■ Requirements
Write each record again exactly as it stands.

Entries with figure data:

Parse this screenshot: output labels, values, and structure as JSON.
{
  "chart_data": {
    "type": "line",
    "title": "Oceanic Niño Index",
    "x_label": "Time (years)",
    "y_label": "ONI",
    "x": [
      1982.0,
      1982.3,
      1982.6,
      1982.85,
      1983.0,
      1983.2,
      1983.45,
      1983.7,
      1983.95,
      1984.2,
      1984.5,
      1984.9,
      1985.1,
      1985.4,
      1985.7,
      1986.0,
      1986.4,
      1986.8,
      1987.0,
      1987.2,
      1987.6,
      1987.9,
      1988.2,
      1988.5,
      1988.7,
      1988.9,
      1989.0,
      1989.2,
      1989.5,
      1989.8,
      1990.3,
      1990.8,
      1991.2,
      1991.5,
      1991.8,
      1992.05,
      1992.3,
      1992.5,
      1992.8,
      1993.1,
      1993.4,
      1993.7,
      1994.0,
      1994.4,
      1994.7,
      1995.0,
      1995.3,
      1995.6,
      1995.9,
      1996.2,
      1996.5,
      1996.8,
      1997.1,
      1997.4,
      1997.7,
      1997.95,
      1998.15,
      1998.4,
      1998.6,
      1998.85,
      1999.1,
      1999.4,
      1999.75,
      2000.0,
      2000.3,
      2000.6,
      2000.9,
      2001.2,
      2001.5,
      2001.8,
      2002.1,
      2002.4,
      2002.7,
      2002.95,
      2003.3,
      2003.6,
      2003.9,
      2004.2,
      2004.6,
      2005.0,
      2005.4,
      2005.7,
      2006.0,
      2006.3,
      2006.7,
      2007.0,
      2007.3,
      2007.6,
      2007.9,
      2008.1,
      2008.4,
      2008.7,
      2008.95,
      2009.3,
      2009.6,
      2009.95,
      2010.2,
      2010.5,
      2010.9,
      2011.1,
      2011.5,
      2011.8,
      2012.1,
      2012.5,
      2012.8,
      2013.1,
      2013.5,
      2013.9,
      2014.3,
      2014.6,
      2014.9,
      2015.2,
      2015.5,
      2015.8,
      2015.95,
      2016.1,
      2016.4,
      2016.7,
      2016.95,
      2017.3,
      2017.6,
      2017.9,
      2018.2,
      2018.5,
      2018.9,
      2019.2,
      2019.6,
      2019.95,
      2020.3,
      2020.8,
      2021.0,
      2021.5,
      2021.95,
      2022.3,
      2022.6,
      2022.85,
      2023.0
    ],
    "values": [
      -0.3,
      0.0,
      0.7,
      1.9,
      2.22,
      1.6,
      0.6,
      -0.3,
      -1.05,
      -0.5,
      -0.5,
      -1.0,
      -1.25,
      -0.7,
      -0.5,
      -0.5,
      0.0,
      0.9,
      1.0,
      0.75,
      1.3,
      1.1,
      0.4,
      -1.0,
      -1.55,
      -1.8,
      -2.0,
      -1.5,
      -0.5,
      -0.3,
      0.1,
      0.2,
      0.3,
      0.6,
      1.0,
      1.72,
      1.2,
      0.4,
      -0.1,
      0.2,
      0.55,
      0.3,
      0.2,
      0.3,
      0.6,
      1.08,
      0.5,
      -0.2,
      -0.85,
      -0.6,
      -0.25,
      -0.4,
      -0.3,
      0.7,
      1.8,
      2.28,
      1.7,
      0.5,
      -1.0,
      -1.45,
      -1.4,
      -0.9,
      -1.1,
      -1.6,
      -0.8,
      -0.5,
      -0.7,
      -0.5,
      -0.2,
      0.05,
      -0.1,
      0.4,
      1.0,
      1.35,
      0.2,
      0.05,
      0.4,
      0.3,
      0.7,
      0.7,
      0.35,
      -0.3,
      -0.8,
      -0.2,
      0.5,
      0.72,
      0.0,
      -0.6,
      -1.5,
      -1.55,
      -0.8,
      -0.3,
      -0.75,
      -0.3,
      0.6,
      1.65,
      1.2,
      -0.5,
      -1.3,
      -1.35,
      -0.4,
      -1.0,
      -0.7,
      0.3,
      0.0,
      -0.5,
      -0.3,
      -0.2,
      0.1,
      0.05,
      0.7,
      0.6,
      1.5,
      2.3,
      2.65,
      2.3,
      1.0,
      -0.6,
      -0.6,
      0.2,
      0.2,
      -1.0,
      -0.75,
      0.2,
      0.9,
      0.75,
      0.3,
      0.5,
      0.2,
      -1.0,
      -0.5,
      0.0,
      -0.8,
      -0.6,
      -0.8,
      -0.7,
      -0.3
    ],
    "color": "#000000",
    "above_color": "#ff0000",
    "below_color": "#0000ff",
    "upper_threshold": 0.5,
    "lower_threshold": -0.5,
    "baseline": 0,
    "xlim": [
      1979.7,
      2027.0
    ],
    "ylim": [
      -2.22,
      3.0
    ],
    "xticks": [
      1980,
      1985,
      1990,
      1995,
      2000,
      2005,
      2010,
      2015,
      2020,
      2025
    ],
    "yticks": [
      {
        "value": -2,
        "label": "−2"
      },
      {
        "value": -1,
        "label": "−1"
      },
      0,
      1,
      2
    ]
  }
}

■ Solution below
Parse this screenshot: output labels, values, and structure as JSON.
{
  "chart_data": {
    "type": "line",
    "title": "Oceanic Niño Index",
    "x_label": "Time (years)",
    "y_label": "ONI",
    "x": [
      1982.0,
      1982.3,
      1982.6,
      1982.85,
      1983.0,
      1983.2,
      1983.45,
      1983.7,
      1983.95,
      1984.2,
      1984.5,
      1984.9,
      1985.1,
      1985.4,
      1985.7,
      1986.0,
      1986.4,
      1986.8,
      1987.0,
      1987.2,
      1987.6,
      1987.9,
      1988.2,
      1988.5,
      1988.7,
      1988.9,
      1989.0,
      1989.2,
      1989.5,
      1989.8,
      1990.3,
      1990.8,
      1991.2,
      1991.5,
      1991.8,
      1992.05,
      1992.3,
      1992.5,
      1992.8,
      1993.1,
      1993.4,
      1993.7,
      1994.0,
      1994.4,
      1994.7,
      1995.0,
      1995.3,
      1995.6,
      1995.9,
      1996.2,
      1996.5,
      1996.8,
      1997.1,
      1997.4,
      1997.7,
      1997.95,
      1998.15,
      1998.4,
      1998.6,
      1998.85,
      1999.1,
      1999.4,
      1999.75,
      2000.0,
      2000.3,
      2000.6,
      2000.9,
      2001.2,
      2001.5,
      2001.8,
      2002.1,
      2002.4,
      2002.7,
      2002.95,
      2003.3,
      2003.6,
      2003.9,
      2004.2,
      2004.6,
      2005.0,
      2005.4,
      2005.7,
      2006.0,
      2006.3,
      2006.7,
      2007.0,
      2007.3,
      2007.6,
      2007.9,
      2008.1,
      2008.4,
      2008.7,
      2008.95,
      2009.3,
      2009.6,
      2009.95,
      2010.2,
      2010.5,
      2010.9,
      2011.1,
      2011.5,
      2011.8,
      2012.1,
      2012.5,
      2012.8,
      2013.1,
      2013.5,
      2013.9,
      2014.3,
      2014.6,
      2014.9,
      2015.2,
      2015.5,
      2015.8,
      2015.95,
      2016.1,
      2016.4,
      2016.7,
      2016.95,
      2017.3,
      2017.6,
      2017.9,
      2018.2,
      2018.5,
      2018.9,
      2019.2,
      2019.6,
      2019.95,
      2020.3,
      2020.8,
      2021.0,
      2021.5,
      2021.95,
      2022.3,
      2022.6,
      2022.85,
      2023.0
    ],
    "values": [
      -0.3,
      0.0,
      0.7,
      1.9,
      2.22,
      1.6,
      0.6,
      -0.3,
      -1.05,
      -0.5,
      -0.5,
      -1.0,
      -1.25,
      -0.7,
      -0.5,
      -0.5,
      0.0,
      0.9,
      1.0,
      0.75,
      1.3,
      1.1,
      0.4,
      -1.0,
      -1.55,
      -1.8,
      -2.0,
      -1.5,
      -0.5,
      -0.3,
      0.1,
      0.2,
      0.3,
      0.6,
      1.0,
      1.72,
      1.2,
      0.4,
      -0.1,
      0.2,
      0.55,
      0.3,
      0.2,
      0.3,
      0.6,
      1.08,
      0.5,
      -0.2,
      -0.85,
      -0.6,
      -0.25,
      -0.4,
      -0.3,
      0.7,
      1.8,
      2.28,
      1.7,
      0.5,
      -1.0,
      -1.45,
      -1.4,
      -0.9,
      -1.1,
      -1.6,
      -0.8,
      -0.5,
      -0.7,
      -0.5,
      -0.2,
      0.05,
      -0.1,
      0.4,
      1.0,
      1.35,
      0.2,
      0.05,
      0.4,
      0.3,
      0.7,
      0.7,
      0.35,
      -0.3,
      -0.8,
      -0.2,
      0.5,
      0.72,
      0.0,
      -0.6,
      -1.5,
      -1.55,
      -0.8,
      -0.3,
      -0.75,
      -0.3,
      0.6,
      1.65,
      1.2,
      -0.5,
      -1.3,
      -1.35,
      -0.4,
      -1.0,
      -0.7,
      0.3,
      0.0,
      -0.5,
      -0.3,
      -0.2,
      0.1,
      0.05,
      0.7,
      0.6,
      1.5,
      2.3,
      2.65,
      2.3,
      1.0,
      -0.6,
      -0.6,
      0.2,
      0.2,
      -1.0,
      -0.75,
      0.2,
      0.9,
      0.75,
      0.3,
      0.5,
      0.2,
      -1.0,
      -0.5,
      0.0,
      -0.8,
      -0.6,
      -0.8,
      -0.7,
      -0.3
    ],
    "color": "#000000",
    "above_color": "#ff0000",
    "below_color": "#0000ff",
    "upper_threshold": 0.5,
    "lower_threshold": -0.5,
    "baseline": 0,
    "xlim": [
      1979.7,
      2027.0
    ],
    "ylim": [
      -2.22,
      3.0
    ],
    "xticks": [
      1980,
      1985,
      1990,
      1995,
      2000,
      2005,
      2010,
      2015,
      2020,
      2025
    ],
    "yticks": [
      {
        "value": -2,
        "label": "−2"
      },
      {
        "value": -1,
        "label": "−1"
      },
      0,
      1,
      2
    ]
  }
}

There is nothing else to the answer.